(Source records)
* * * * * * * * *

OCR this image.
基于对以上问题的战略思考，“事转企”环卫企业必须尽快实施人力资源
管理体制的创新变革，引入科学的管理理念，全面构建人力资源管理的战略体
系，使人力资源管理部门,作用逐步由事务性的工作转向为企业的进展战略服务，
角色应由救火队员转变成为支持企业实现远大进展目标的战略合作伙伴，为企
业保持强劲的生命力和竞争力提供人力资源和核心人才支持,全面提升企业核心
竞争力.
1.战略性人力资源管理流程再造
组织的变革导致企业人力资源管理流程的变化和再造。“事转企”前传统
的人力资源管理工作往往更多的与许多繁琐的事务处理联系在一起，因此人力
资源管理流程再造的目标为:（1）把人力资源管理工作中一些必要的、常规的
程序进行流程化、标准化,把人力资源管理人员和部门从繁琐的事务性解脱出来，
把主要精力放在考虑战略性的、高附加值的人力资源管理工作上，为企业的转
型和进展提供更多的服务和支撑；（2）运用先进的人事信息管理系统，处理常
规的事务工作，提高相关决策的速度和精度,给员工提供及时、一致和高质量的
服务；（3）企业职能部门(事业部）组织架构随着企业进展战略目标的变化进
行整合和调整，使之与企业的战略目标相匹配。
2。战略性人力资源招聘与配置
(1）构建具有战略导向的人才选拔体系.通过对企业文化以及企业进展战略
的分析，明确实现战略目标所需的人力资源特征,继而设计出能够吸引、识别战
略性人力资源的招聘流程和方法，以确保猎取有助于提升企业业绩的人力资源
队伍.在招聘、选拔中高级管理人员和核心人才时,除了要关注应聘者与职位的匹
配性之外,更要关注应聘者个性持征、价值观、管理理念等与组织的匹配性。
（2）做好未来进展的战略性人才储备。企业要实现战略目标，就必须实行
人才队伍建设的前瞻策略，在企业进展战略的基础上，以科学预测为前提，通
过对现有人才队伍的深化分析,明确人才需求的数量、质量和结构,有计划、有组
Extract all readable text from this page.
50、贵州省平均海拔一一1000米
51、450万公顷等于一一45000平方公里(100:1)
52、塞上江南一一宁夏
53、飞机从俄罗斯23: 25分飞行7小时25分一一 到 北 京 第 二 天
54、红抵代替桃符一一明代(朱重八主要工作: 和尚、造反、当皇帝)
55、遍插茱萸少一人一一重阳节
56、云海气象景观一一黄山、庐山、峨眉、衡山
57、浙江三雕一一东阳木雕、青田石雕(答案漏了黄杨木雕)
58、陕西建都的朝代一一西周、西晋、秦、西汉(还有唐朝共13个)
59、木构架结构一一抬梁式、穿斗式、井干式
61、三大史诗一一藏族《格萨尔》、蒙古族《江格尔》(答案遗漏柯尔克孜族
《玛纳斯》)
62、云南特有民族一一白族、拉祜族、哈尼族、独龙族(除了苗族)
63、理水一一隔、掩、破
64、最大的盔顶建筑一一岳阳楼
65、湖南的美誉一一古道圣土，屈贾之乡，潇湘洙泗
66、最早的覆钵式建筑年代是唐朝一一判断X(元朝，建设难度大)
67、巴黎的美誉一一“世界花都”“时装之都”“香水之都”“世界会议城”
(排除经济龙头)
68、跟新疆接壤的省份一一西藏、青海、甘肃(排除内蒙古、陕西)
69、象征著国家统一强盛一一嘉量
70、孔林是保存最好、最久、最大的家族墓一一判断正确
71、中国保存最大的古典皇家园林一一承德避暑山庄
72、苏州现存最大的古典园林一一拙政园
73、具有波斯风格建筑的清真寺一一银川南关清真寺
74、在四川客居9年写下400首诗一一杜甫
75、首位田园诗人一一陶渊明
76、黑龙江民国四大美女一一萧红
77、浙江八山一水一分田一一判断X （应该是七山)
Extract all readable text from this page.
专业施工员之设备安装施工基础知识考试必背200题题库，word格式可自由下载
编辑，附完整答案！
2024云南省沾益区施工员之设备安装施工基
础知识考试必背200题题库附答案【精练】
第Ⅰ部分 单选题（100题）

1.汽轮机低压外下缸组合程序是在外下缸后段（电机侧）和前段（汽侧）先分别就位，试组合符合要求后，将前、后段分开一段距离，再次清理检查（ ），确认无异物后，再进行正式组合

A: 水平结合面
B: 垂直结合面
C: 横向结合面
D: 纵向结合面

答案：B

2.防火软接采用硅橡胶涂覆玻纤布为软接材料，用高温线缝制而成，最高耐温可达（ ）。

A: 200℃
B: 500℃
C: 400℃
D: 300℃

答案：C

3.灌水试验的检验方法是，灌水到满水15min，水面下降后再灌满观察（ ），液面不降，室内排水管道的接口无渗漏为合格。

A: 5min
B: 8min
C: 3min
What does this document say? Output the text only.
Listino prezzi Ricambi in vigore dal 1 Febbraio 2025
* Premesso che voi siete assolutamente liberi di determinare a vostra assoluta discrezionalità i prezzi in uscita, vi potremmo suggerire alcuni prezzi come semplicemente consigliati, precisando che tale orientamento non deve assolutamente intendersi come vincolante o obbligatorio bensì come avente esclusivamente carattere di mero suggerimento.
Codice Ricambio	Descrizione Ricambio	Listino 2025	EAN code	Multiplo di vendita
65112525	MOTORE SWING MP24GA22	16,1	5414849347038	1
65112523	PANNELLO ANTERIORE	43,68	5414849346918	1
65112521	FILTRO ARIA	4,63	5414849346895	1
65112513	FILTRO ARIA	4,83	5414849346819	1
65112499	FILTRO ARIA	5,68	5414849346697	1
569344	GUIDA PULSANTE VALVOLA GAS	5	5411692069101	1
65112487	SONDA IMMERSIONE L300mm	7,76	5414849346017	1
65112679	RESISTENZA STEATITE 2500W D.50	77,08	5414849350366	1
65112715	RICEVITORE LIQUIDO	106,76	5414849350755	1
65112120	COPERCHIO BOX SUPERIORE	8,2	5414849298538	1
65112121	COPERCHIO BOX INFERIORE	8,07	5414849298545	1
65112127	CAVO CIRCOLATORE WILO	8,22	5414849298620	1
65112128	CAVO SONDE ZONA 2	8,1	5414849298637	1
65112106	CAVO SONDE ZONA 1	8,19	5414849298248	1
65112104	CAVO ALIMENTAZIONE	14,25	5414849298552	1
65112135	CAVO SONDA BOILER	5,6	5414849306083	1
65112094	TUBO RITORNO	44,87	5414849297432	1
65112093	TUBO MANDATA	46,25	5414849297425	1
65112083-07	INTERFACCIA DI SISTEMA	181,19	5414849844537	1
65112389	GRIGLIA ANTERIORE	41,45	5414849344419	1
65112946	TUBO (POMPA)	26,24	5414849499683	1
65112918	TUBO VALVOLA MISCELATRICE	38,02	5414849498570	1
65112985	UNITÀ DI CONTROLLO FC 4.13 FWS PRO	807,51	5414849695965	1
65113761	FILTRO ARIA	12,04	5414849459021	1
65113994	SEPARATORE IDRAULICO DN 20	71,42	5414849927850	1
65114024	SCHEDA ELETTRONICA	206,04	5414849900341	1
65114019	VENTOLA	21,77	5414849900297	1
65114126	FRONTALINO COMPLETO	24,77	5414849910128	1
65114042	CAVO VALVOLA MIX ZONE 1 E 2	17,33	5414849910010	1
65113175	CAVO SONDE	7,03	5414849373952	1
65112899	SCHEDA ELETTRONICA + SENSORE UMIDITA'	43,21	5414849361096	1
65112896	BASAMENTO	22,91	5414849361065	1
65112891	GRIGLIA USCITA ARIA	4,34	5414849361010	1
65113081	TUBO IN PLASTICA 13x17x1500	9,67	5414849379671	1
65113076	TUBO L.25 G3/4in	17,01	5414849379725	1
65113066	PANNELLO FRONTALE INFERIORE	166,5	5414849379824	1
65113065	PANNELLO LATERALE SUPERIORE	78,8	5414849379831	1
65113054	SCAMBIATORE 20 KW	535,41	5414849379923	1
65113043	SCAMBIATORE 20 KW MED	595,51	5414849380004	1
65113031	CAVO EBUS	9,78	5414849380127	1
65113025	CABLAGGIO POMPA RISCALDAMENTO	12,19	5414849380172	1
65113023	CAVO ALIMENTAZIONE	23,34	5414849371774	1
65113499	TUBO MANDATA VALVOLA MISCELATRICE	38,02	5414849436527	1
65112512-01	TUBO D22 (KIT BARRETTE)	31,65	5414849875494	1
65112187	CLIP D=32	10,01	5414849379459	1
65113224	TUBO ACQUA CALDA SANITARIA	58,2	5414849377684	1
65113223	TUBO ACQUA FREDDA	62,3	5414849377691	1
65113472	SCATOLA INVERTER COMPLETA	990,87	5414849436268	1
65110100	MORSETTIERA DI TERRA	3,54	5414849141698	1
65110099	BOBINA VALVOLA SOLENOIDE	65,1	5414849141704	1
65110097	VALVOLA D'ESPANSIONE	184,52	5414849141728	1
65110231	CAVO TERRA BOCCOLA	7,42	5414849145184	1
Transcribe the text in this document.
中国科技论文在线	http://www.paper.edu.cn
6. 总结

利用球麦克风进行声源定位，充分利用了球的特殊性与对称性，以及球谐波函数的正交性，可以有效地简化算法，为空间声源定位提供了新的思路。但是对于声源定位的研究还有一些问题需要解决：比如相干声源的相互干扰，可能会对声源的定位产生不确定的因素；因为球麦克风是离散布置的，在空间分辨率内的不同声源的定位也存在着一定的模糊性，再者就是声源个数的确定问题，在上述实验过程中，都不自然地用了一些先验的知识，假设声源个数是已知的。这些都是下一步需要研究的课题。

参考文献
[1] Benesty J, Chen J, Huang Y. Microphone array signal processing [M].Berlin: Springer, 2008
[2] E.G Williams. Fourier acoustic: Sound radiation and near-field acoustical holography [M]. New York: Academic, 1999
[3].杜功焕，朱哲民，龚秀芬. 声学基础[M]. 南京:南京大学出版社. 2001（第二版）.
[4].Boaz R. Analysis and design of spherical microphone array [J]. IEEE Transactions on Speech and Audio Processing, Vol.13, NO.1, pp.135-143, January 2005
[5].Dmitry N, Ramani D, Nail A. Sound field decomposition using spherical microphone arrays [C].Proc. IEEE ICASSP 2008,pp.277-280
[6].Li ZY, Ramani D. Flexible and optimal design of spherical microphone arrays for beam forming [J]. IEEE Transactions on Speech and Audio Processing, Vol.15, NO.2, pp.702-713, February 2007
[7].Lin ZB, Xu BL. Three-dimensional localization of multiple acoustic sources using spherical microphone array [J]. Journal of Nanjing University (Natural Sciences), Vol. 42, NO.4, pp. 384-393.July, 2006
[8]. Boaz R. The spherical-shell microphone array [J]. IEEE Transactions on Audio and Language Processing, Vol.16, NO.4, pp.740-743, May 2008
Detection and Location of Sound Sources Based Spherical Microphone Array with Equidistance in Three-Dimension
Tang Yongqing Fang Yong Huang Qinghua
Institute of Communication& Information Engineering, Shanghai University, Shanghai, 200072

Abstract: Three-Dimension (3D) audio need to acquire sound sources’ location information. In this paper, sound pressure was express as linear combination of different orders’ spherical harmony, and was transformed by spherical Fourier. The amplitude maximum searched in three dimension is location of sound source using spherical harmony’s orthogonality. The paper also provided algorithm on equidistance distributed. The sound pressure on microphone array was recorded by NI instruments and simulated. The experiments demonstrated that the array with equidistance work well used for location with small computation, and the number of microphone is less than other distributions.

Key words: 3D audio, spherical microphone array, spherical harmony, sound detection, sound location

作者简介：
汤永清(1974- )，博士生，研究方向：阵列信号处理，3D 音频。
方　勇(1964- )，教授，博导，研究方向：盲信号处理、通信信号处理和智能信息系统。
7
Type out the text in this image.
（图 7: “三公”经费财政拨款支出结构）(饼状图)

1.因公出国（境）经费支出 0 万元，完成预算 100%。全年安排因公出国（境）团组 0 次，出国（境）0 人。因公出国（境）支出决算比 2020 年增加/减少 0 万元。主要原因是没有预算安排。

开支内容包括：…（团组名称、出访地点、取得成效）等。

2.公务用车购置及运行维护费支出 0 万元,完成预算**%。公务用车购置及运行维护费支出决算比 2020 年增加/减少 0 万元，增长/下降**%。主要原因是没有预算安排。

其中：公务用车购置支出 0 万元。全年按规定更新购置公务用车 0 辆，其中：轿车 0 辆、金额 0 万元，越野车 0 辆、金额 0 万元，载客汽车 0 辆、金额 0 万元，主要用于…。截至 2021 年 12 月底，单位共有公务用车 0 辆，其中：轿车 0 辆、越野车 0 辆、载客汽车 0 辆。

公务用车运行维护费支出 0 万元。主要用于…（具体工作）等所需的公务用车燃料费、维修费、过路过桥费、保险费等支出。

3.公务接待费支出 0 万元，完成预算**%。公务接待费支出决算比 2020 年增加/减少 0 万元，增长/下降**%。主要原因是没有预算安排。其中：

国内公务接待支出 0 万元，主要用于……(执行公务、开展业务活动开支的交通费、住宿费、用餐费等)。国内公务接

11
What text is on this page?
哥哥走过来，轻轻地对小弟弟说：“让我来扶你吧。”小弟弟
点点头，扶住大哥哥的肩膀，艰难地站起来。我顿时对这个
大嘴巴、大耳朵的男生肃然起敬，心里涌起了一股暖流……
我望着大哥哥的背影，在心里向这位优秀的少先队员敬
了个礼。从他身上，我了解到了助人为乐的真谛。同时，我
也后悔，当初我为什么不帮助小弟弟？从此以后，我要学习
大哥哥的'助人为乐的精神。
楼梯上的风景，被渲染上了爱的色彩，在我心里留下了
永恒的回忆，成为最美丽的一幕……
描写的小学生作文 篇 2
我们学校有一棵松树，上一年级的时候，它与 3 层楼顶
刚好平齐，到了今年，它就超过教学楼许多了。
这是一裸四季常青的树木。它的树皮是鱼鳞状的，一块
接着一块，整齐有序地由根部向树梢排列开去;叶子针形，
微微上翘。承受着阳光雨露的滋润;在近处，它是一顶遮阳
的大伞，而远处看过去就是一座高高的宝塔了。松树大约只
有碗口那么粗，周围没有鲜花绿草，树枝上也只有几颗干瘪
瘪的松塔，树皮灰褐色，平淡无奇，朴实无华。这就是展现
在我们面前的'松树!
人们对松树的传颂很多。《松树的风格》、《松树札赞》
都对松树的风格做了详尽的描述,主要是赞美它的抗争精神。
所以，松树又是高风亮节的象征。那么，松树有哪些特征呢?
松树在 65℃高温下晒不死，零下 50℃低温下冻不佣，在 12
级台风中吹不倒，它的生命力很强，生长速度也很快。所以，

* * * * * * * * *

Task prompt –
Search the entries for the word "ANTERIORE", then gather every line that has it.

Finished exercise –
65112523	PANNELLO ANTERIORE	43,68	5414849346918	1
65112389	GRIGLIA ANTERIORE	41,45	5414849344419	1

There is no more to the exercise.